#### [PROBLEM TO WORK ON]
Restate the records below word for word.

[INPUT FOR THIS TASK start]

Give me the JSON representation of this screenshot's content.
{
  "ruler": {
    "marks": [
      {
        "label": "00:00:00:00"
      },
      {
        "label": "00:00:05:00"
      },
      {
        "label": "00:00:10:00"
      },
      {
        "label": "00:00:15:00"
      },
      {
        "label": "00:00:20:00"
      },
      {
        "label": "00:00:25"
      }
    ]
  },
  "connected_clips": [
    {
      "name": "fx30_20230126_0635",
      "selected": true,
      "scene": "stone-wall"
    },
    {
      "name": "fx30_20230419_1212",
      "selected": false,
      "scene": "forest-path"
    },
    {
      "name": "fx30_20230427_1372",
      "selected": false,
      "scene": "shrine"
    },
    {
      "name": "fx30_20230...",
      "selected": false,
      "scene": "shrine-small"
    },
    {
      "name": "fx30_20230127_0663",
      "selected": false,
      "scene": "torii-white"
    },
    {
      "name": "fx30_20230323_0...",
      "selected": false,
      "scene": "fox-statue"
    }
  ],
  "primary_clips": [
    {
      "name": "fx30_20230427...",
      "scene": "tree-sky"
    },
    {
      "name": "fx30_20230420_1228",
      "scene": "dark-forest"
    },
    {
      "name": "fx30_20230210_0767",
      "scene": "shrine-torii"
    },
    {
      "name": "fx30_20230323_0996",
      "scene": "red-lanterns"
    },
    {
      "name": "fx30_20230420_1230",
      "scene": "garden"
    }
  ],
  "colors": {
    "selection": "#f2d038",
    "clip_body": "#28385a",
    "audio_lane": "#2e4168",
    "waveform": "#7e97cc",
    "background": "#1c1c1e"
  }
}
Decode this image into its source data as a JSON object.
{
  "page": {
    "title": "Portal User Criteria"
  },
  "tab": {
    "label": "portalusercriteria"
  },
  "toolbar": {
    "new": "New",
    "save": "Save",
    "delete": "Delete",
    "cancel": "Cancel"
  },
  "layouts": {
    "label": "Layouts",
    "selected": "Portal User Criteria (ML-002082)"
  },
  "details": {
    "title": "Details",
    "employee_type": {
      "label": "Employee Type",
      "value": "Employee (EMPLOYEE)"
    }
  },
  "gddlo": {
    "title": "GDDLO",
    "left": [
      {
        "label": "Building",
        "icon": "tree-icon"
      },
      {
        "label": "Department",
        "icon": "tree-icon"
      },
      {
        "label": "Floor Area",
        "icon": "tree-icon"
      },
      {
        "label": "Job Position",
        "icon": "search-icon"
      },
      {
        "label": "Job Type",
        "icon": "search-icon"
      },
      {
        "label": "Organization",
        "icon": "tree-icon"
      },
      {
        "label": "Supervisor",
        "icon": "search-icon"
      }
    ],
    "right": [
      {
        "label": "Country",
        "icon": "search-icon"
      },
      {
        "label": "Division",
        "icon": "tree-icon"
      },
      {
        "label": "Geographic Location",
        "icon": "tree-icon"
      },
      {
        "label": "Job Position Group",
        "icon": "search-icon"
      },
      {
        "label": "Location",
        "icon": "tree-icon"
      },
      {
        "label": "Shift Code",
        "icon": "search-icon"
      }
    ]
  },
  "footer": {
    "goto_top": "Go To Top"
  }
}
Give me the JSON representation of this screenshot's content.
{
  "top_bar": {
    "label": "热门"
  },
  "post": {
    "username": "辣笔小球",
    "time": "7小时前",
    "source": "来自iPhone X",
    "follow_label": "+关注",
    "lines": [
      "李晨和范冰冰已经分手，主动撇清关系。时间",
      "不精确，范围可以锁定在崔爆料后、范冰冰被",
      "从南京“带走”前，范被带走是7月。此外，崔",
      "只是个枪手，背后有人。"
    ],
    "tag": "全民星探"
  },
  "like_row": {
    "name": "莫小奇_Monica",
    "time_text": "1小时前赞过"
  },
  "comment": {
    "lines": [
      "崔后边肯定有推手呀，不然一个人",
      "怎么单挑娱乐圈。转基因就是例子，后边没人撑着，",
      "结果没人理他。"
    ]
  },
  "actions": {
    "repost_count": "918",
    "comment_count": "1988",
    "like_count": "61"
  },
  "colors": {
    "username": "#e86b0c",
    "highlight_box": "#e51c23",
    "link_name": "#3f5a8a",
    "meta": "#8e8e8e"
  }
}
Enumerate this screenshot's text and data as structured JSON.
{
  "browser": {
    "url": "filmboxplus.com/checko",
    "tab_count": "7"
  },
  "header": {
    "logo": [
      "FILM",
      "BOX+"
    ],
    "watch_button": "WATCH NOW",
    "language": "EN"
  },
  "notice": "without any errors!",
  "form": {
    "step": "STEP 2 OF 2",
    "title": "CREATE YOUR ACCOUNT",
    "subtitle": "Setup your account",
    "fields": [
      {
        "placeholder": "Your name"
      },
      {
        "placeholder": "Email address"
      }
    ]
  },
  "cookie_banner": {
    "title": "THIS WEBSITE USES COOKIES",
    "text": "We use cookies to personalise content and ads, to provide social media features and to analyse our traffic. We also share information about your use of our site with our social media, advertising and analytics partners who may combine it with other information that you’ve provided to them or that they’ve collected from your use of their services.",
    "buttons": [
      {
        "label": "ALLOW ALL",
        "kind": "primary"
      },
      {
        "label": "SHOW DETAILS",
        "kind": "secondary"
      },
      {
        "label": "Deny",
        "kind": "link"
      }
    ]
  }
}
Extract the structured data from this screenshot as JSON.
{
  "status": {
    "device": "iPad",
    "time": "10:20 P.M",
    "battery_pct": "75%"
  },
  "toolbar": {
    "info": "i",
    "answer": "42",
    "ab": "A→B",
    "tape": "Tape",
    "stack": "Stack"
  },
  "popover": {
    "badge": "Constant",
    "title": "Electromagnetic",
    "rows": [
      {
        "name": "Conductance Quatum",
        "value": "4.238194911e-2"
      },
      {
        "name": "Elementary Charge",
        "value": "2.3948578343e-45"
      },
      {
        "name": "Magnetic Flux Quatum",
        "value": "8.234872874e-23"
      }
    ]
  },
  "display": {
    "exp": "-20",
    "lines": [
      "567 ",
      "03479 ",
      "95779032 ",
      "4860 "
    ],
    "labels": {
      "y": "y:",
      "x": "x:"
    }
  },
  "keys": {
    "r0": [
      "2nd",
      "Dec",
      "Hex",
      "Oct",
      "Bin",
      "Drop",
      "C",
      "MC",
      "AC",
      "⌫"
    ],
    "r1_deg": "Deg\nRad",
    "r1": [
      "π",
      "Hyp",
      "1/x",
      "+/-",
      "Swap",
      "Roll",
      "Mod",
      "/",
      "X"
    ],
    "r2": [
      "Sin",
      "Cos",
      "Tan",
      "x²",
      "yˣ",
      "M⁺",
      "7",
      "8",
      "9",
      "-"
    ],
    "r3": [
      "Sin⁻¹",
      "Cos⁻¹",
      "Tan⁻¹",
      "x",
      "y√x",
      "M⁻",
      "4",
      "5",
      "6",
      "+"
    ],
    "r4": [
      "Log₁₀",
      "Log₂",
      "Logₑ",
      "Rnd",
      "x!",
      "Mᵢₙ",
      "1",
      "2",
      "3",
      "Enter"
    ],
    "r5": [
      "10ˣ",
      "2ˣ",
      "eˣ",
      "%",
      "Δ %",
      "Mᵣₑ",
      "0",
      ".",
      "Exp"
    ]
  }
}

[INPUT FOR THIS TASK end]

#### [SOLUTION BELOW]
Give me the JSON representation of this screenshot's content.
{
  "ruler": {
    "marks": [
      {
        "label": "00:00:00:00"
      },
      {
        "label": "00:00:05:00"
      },
      {
        "label": "00:00:10:00"
      },
      {
        "label": "00:00:15:00"
      },
      {
        "label": "00:00:20:00"
      },
      {
        "label": "00:00:25"
      }
    ]
  },
  "connected_clips": [
    {
      "name": "fx30_20230126_0635",
      "selected": true,
      "scene": "stone-wall"
    },
    {
      "name": "fx30_20230419_1212",
      "selected": false,
      "scene": "forest-path"
    },
    {
      "name": "fx30_20230427_1372",
      "selected": false,
      "scene": "shrine"
    },
    {
      "name": "fx30_20230...",
      "selected": false,
      "scene": "shrine-small"
    },
    {
      "name": "fx30_20230127_0663",
      "selected": false,
      "scene": "torii-white"
    },
    {
      "name": "fx30_20230323_0...",
      "selected": false,
      "scene": "fox-statue"
    }
  ],
  "primary_clips": [
    {
      "name": "fx30_20230427...",
      "scene": "tree-sky"
    },
    {
      "name": "fx30_20230420_1228",
      "scene": "dark-forest"
    },
    {
      "name": "fx30_20230210_0767",
      "scene": "shrine-torii"
    },
    {
      "name": "fx30_20230323_0996",
      "scene": "red-lanterns"
    },
    {
      "name": "fx30_20230420_1230",
      "scene": "garden"
    }
  ],
  "colors": {
    "selection": "#f2d038",
    "clip_body": "#28385a",
    "audio_lane": "#2e4168",
    "waveform": "#7e97cc",
    "background": "#1c1c1e"
  }
}
Decode this image into its source data as a JSON object.
{
  "page": {
    "title": "Portal User Criteria"
  },
  "tab": {
    "label": "portalusercriteria"
  },
  "toolbar": {
    "new": "New",
    "save": "Save",
    "delete": "Delete",
    "cancel": "Cancel"
  },
  "layouts": {
    "label": "Layouts",
    "selected": "Portal User Criteria (ML-002082)"
  },
  "details": {
    "title": "Details",
    "employee_type": {
      "label": "Employee Type",
      "value": "Employee (EMPLOYEE)"
    }
  },
  "gddlo": {
    "title": "GDDLO",
    "left": [
      {
        "label": "Building",
        "icon": "tree-icon"
      },
      {
        "label": "Department",
        "icon": "tree-icon"
      },
      {
        "label": "Floor Area",
        "icon": "tree-icon"
      },
      {
        "label": "Job Position",
        "icon": "search-icon"
      },
      {
        "label": "Job Type",
        "icon": "search-icon"
      },
      {
        "label": "Organization",
        "icon": "tree-icon"
      },
      {
        "label": "Supervisor",
        "icon": "search-icon"
      }
    ],
    "right": [
      {
        "label": "Country",
        "icon": "search-icon"
      },
      {
        "label": "Division",
        "icon": "tree-icon"
      },
      {
        "label": "Geographic Location",
        "icon": "tree-icon"
      },
      {
        "label": "Job Position Group",
        "icon": "search-icon"
      },
      {
        "label": "Location",
        "icon": "tree-icon"
      },
      {
        "label": "Shift Code",
        "icon": "search-icon"
      }
    ]
  },
  "footer": {
    "goto_top": "Go To Top"
  }
}
Give me the JSON representation of this screenshot's content.
{
  "top_bar": {
    "label": "热门"
  },
  "post": {
    "username": "辣笔小球",
    "time": "7小时前",
    "source": "来自iPhone X",
    "follow_label": "+关注",
    "lines": [
      "李晨和范冰冰已经分手，主动撇清关系。时间",
      "不精确，范围可以锁定在崔爆料后、范冰冰被",
      "从南京“带走”前，范被带走是7月。此外，崔",
      "只是个枪手，背后有人。"
    ],
    "tag": "全民星探"
  },
  "like_row": {
    "name": "莫小奇_Monica",
    "time_text": "1小时前赞过"
  },
  "comment": {
    "lines": [
      "崔后边肯定有推手呀，不然一个人",
      "怎么单挑娱乐圈。转基因就是例子，后边没人撑着，",
      "结果没人理他。"
    ]
  },
  "actions": {
    "repost_count": "918",
    "comment_count": "1988",
    "like_count": "61"
  },
  "colors": {
    "username": "#e86b0c",
    "highlight_box": "#e51c23",
    "link_name": "#3f5a8a",
    "meta": "#8e8e8e"
  }
}
Enumerate this screenshot's text and data as structured JSON.
{
  "browser": {
    "url": "filmboxplus.com/checko",
    "tab_count": "7"
  },
  "header": {
    "logo": [
      "FILM",
      "BOX+"
    ],
    "watch_button": "WATCH NOW",
    "language": "EN"
  },
  "notice": "without any errors!",
  "form": {
    "step": "STEP 2 OF 2",
    "title": "CREATE YOUR ACCOUNT",
    "subtitle": "Setup your account",
    "fields": [
      {
        "placeholder": "Your name"
      },
      {
        "placeholder": "Email address"
      }
    ]
  },
  "cookie_banner": {
    "title": "THIS WEBSITE USES COOKIES",
    "text": "We use cookies to personalise content and ads, to provide social media features and to analyse our traffic. We also share information about your use of our site with our social media, advertising and analytics partners who may combine it with other information that you’ve provided to them or that they’ve collected from your use of their services.",
    "buttons": [
      {
        "label": "ALLOW ALL",
        "kind": "primary"
      },
      {
        "label": "SHOW DETAILS",
        "kind": "secondary"
      },
      {
        "label": "Deny",
        "kind": "link"
      }
    ]
  }
}
Extract the structured data from this screenshot as JSON.
{
  "status": {
    "device": "iPad",
    "time": "10:20 P.M",
    "battery_pct": "75%"
  },
  "toolbar": {
    "info": "i",
    "answer": "42",
    "ab": "A→B",
    "tape": "Tape",
    "stack": "Stack"
  },
  "popover": {
    "badge": "Constant",
    "title": "Electromagnetic",
    "rows": [
      {
        "name": "Conductance Quatum",
        "value": "4.238194911e-2"
      },
      {
        "name": "Elementary Charge",
        "value": "2.3948578343e-45"
      },
      {
        "name": "Magnetic Flux Quatum",
        "value": "8.234872874e-23"
      }
    ]
  },
  "display": {
    "exp": "-20",
    "lines": [
      "567 ",
      "03479 ",
      "95779032 ",
      "4860 "
    ],
    "labels": {
      "y": "y:",
      "x": "x:"
    }
  },
  "keys": {
    "r0": [
      "2nd",
      "Dec",
      "Hex",
      "Oct",
      "Bin",
      "Drop",
      "C",
      "MC",
      "AC",
      "⌫"
    ],
    "r1_deg": "Deg\nRad",
    "r1": [
      "π",
      "Hyp",
      "1/x",
      "+/-",
      "Swap",
      "Roll",
      "Mod",
      "/",
      "X"
    ],
    "r2": [
      "Sin",
      "Cos",
      "Tan",
      "x²",
      "yˣ",
      "M⁺",
      "7",
      "8",
      "9",
      "-"
    ],
    "r3": [
      "Sin⁻¹",
      "Cos⁻¹",
      "Tan⁻¹",
      "x",
      "y√x",
      "M⁻",
      "4",
      "5",
      "6",
      "+"
    ],
    "r4": [
      "Log₁₀",
      "Log₂",
      "Logₑ",
      "Rnd",
      "x!",
      "Mᵢₙ",
      "1",
      "2",
      "3",
      "Enter"
    ],
    "r5": [
      "10ˣ",
      "2ˣ",
      "eˣ",
      "%",
      "Δ %",
      "Mᵣₑ",
      "0",
      ".",
      "Exp"
    ]
  }
}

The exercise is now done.